__Raw data__:
+ + + + +

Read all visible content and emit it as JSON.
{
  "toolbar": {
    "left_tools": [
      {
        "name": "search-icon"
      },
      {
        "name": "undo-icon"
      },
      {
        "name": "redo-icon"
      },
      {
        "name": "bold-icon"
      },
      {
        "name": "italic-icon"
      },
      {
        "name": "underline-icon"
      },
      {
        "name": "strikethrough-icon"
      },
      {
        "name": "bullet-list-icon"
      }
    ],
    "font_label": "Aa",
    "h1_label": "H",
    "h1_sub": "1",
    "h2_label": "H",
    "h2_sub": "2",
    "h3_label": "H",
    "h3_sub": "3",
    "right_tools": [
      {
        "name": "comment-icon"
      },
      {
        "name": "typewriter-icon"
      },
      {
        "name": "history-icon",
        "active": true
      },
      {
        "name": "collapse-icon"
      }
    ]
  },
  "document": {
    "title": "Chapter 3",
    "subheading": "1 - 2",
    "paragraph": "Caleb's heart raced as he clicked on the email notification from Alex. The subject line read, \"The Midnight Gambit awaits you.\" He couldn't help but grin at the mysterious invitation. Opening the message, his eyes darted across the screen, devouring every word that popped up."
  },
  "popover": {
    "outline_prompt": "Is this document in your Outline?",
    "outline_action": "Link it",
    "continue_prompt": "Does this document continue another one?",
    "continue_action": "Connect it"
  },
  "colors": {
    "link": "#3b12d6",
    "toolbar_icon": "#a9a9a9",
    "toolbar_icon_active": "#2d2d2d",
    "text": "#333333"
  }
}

+ + + + +

__Request__: Using the entries above, find all lines with "name". Copy them.

__In response__:
        "name": "search-icon"
        "name": "undo-icon"
        "name": "redo-icon"
        "name": "bold-icon"
        "name": "italic-icon"
        "name": "underline-icon"
        "name": "strikethrough-icon"
        "name": "bullet-list-icon"
        "name": "comment-icon"
        "name": "typewriter-icon"
        "name": "history-icon",
        "name": "collapse-icon"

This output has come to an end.